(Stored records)
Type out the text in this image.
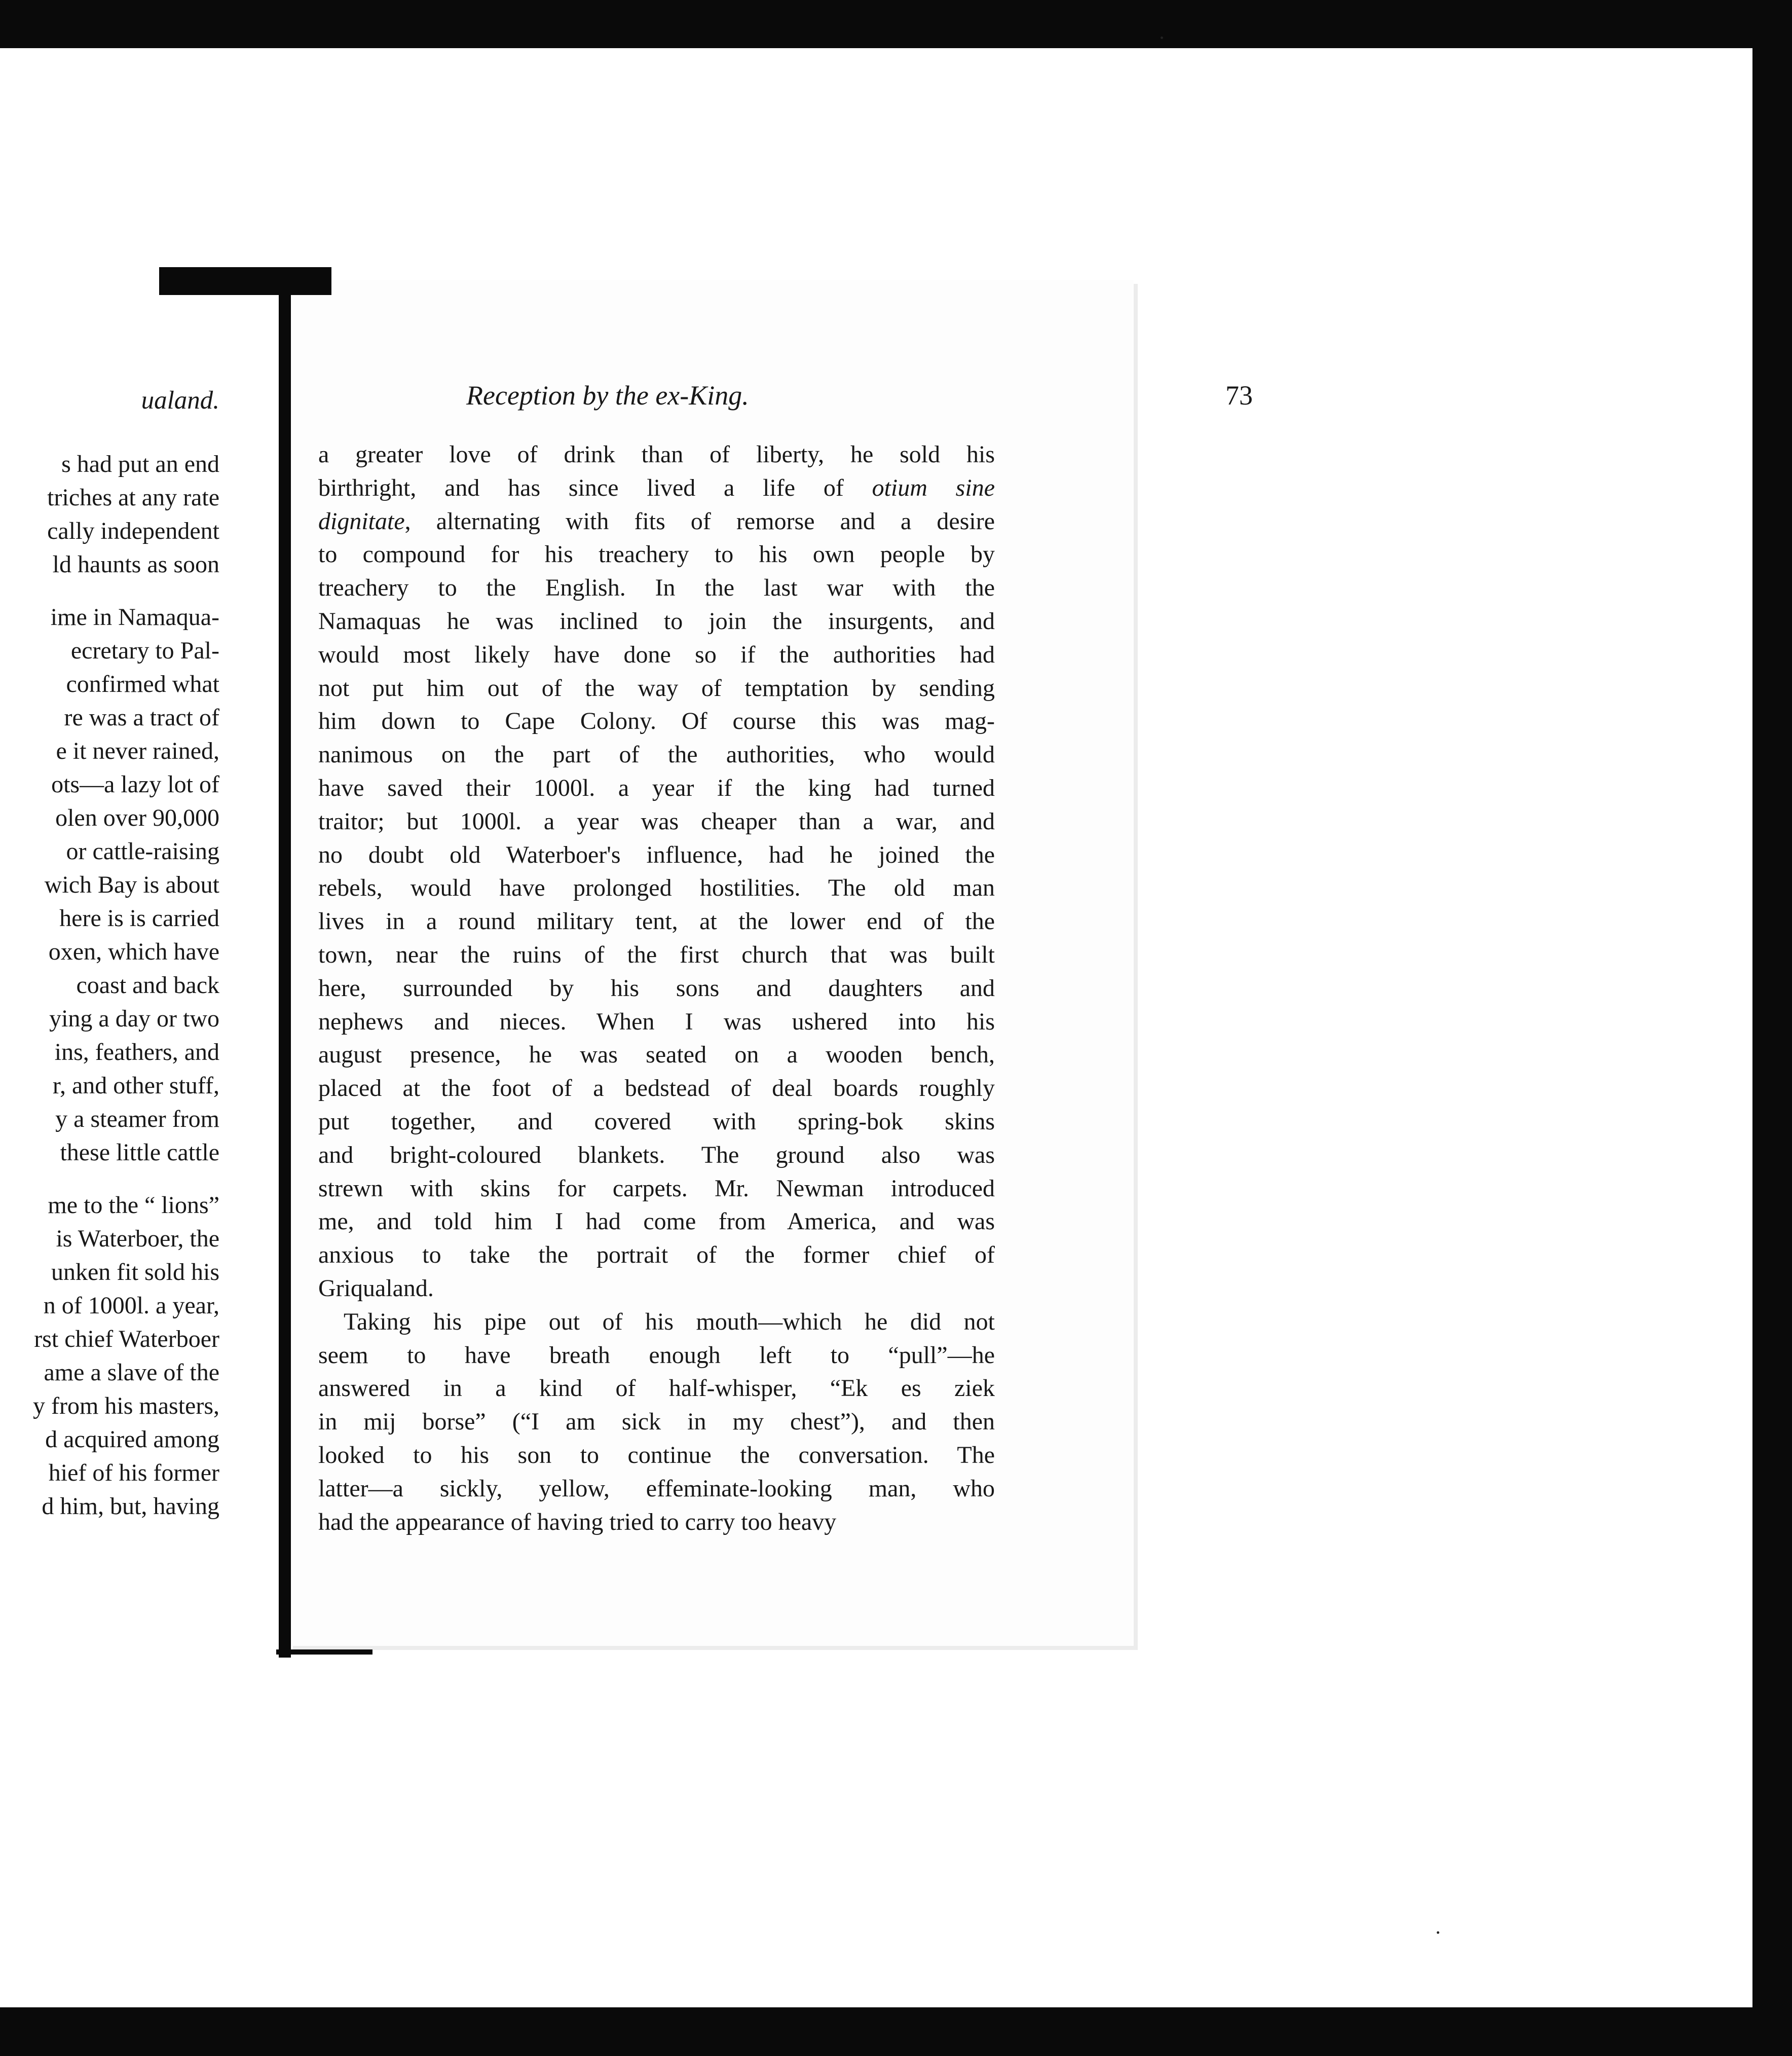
ualand.
s had put an end
triches at any rate
cally independent
ld haunts as soon
ime in Namaqua-
ecretary to Pal-
confirmed what
re was a tract of
e it never rained,
ots—a lazy lot of
olen over 90,000
or cattle-raising
wich Bay is about
here is is carried
oxen, which have
coast and back
ying a day or two
ins, feathers, and
r, and other stuff,
y a steamer from
these little cattle
me to the “ lions”
is Waterboer, the
unken fit sold his
n of 1000l. a year,
rst chief Waterboer
ame a slave of the
y from his masters,
d acquired among
hief of his former
d him, but, having
Reception by the ex-King.	73
a greater love of drink than of liberty, he sold his
birthright, and has since lived a life of otium sine
dignitate, alternating with fits of remorse and a desire
to compound for his treachery to his own people by
treachery to the English. In the last war with the
Namaquas he was inclined to join the insurgents, and
would most likely have done so if the authorities had
not put him out of the way of temptation by sending
him down to Cape Colony. Of course this was mag-
nanimous on the part of the authorities, who would
have saved their 1000l. a year if the king had turned
traitor; but 1000l. a year was cheaper than a war, and
no doubt old Waterboer's influence, had he joined the
rebels, would have prolonged hostilities. The old man
lives in a round military tent, at the lower end of the
town, near the ruins of the first church that was built
here, surrounded by his sons and daughters and
nephews and nieces. When I was ushered into his
august presence, he was seated on a wooden bench,
placed at the foot of a bedstead of deal boards roughly
put together, and covered with spring-bok skins
and bright-coloured blankets. The ground also was
strewn with skins for carpets. Mr. Newman introduced
me, and told him I had come from America, and was
anxious to take the portrait of the former chief of
Griqualand.
Taking his pipe out of his mouth—which he did not
seem to have breath enough left to “pull”—he
answered in a kind of half-whisper, “Ek es ziek
in mij borse” (“I am sick in my chest”), and then
looked to his son to continue the conversation. The
latter—a sickly, yellow, effeminate-looking man, who
had the appearance of having tried to carry too heavy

- Stated problem: Without the pictures, restate all of the entries above verbatim.

- The answer:
Type out the text in this image.
ualand.
s had put an end
triches at any rate
cally independent
ld haunts as soon
ime in Namaqua-
ecretary to Pal-
confirmed what
re was a tract of
e it never rained,
ots—a lazy lot of
olen over 90,000
or cattle-raising
wich Bay is about
here is is carried
oxen, which have
coast and back
ying a day or two
ins, feathers, and
r, and other stuff,
y a steamer from
these little cattle
me to the “ lions”
is Waterboer, the
unken fit sold his
n of 1000l. a year,
rst chief Waterboer
ame a slave of the
y from his masters,
d acquired among
hief of his former
d him, but, having
Reception by the ex-King.	73
a greater love of drink than of liberty, he sold his
birthright, and has since lived a life of otium sine
dignitate, alternating with fits of remorse and a desire
to compound for his treachery to his own people by
treachery to the English. In the last war with the
Namaquas he was inclined to join the insurgents, and
would most likely have done so if the authorities had
not put him out of the way of temptation by sending
him down to Cape Colony. Of course this was mag-
nanimous on the part of the authorities, who would
have saved their 1000l. a year if the king had turned
traitor; but 1000l. a year was cheaper than a war, and
no doubt old Waterboer's influence, had he joined the
rebels, would have prolonged hostilities. The old man
lives in a round military tent, at the lower end of the
town, near the ruins of the first church that was built
here, surrounded by his sons and daughters and
nephews and nieces. When I was ushered into his
august presence, he was seated on a wooden bench,
placed at the foot of a bedstead of deal boards roughly
put together, and covered with spring-bok skins
and bright-coloured blankets. The ground also was
strewn with skins for carpets. Mr. Newman introduced
me, and told him I had come from America, and was
anxious to take the portrait of the former chief of
Griqualand.
Taking his pipe out of his mouth—which he did not
seem to have breath enough left to “pull”—he
answered in a kind of half-whisper, “Ek es ziek
in mij borse” (“I am sick in my chest”), and then
looked to his son to continue the conversation. The
latter—a sickly, yellow, effeminate-looking man, who
had the appearance of having tried to carry too heavy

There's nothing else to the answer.